◆ **MATERIAL PROVIDED**
* * * * * * *
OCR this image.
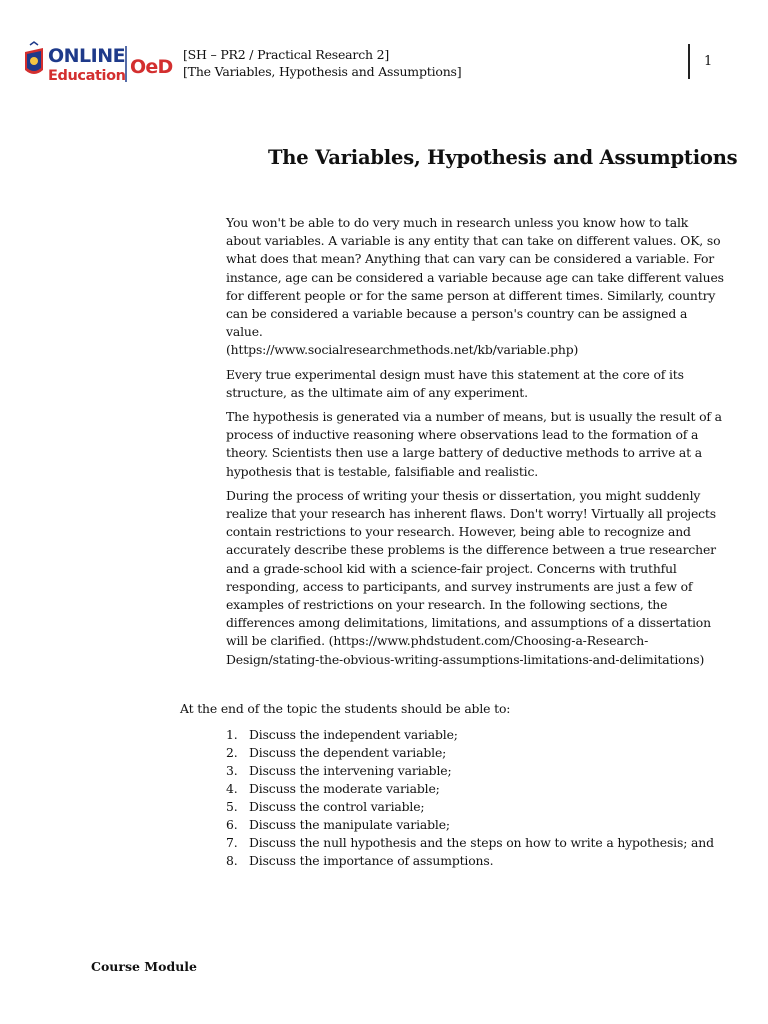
ONLINE
Education OeD
[SH – PR2 / Practical Research 2]
[The Variables, Hypothesis and Assumptions]
1
The Variables, Hypothesis and Assumptions

You won't be able to do very much in research unless you know how to talk about variables. A variable is any entity that can take on different values. OK, so what does that mean? Anything that can vary can be considered a variable. For instance, age can be considered a variable because age can take different values for different people or for the same person at different times. Similarly, country can be considered a variable because a person's country can be assigned a value.
(https://www.socialresearchmethods.net/kb/variable.php)

Every true experimental design must have this statement at the core of its structure, as the ultimate aim of any experiment.

The hypothesis is generated via a number of means, but is usually the result of a process of inductive reasoning where observations lead to the formation of a theory. Scientists then use a large battery of deductive methods to arrive at a hypothesis that is testable, falsifiable and realistic.

During the process of writing your thesis or dissertation, you might suddenly realize that your research has inherent flaws. Don't worry! Virtually all projects contain restrictions to your research. However, being able to recognize and accurately describe these problems is the difference between a true researcher and a grade-school kid with a science-fair project. Concerns with truthful responding, access to participants, and survey instruments are just a few of examples of restrictions on your research. In the following sections, the differences among delimitations, limitations, and assumptions of a dissertation will be clarified. (https://www.phdstudent.com/Choosing-a-Research-Design/stating-the-obvious-writing-assumptions-limitations-and-delimitations)

At the end of the topic the students should be able to:
1. Discuss the independent variable;
2. Discuss the dependent variable;
3. Discuss the intervening variable;
4. Discuss the moderate variable;
5. Discuss the control variable;
6. Discuss the manipulate variable;
7. Discuss the null hypothesis and the steps on how to write a hypothesis; and
8. Discuss the importance of assumptions.
Course Module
* * * * * * *
◆ **REQUIRED WORK**
Leave out the pictures and copy everything else in the records word for word.

◆ **RESULT**
OCR this image.
ONLINE
Education OeD
[SH – PR2 / Practical Research 2]
[The Variables, Hypothesis and Assumptions]
1
The Variables, Hypothesis and Assumptions

You won't be able to do very much in research unless you know how to talk about variables. A variable is any entity that can take on different values. OK, so what does that mean? Anything that can vary can be considered a variable. For instance, age can be considered a variable because age can take different values for different people or for the same person at different times. Similarly, country can be considered a variable because a person's country can be assigned a value.
(https://www.socialresearchmethods.net/kb/variable.php)

Every true experimental design must have this statement at the core of its structure, as the ultimate aim of any experiment.

The hypothesis is generated via a number of means, but is usually the result of a process of inductive reasoning where observations lead to the formation of a theory. Scientists then use a large battery of deductive methods to arrive at a hypothesis that is testable, falsifiable and realistic.

During the process of writing your thesis or dissertation, you might suddenly realize that your research has inherent flaws. Don't worry! Virtually all projects contain restrictions to your research. However, being able to recognize and accurately describe these problems is the difference between a true researcher and a grade-school kid with a science-fair project. Concerns with truthful responding, access to participants, and survey instruments are just a few of examples of restrictions on your research. In the following sections, the differences among delimitations, limitations, and assumptions of a dissertation will be clarified. (https://www.phdstudent.com/Choosing-a-Research-Design/stating-the-obvious-writing-assumptions-limitations-and-delimitations)

At the end of the topic the students should be able to:
1. Discuss the independent variable;
2. Discuss the dependent variable;
3. Discuss the intervening variable;
4. Discuss the moderate variable;
5. Discuss the control variable;
6. Discuss the manipulate variable;
7. Discuss the null hypothesis and the steps on how to write a hypothesis; and
8. Discuss the importance of assumptions.
Course Module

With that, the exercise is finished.